Task goal: Your task is to copy each line that has the word "name".

════

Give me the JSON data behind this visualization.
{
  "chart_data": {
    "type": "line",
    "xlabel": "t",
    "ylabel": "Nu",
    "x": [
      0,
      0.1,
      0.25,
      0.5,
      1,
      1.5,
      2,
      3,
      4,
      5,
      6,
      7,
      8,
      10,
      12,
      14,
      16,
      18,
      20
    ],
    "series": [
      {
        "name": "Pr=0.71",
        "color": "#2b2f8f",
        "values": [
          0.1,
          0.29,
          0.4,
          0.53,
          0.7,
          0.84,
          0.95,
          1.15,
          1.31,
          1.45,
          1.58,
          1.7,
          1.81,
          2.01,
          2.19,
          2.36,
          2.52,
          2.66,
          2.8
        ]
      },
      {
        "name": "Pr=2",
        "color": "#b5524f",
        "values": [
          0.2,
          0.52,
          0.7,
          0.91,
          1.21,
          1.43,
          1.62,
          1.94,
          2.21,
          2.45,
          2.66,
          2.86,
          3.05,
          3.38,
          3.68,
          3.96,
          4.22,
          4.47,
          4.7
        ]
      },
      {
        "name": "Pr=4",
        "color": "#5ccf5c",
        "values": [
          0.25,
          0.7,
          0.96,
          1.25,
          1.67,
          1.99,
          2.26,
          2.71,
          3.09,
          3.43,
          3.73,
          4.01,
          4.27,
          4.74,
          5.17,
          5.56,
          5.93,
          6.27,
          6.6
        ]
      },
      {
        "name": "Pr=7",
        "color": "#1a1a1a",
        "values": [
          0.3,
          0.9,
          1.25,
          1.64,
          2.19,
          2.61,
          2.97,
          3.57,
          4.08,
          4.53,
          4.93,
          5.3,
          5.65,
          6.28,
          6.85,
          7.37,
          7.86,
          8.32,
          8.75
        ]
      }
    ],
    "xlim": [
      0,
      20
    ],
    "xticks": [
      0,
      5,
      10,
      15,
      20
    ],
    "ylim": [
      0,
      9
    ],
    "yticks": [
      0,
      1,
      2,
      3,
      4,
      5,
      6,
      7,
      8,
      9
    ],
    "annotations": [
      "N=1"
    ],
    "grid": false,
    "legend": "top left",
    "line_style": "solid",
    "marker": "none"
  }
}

════

Full answer:
        "name": "Pr=0.71",
        "name": "Pr=2",
        "name": "Pr=4",
        "name": "Pr=7",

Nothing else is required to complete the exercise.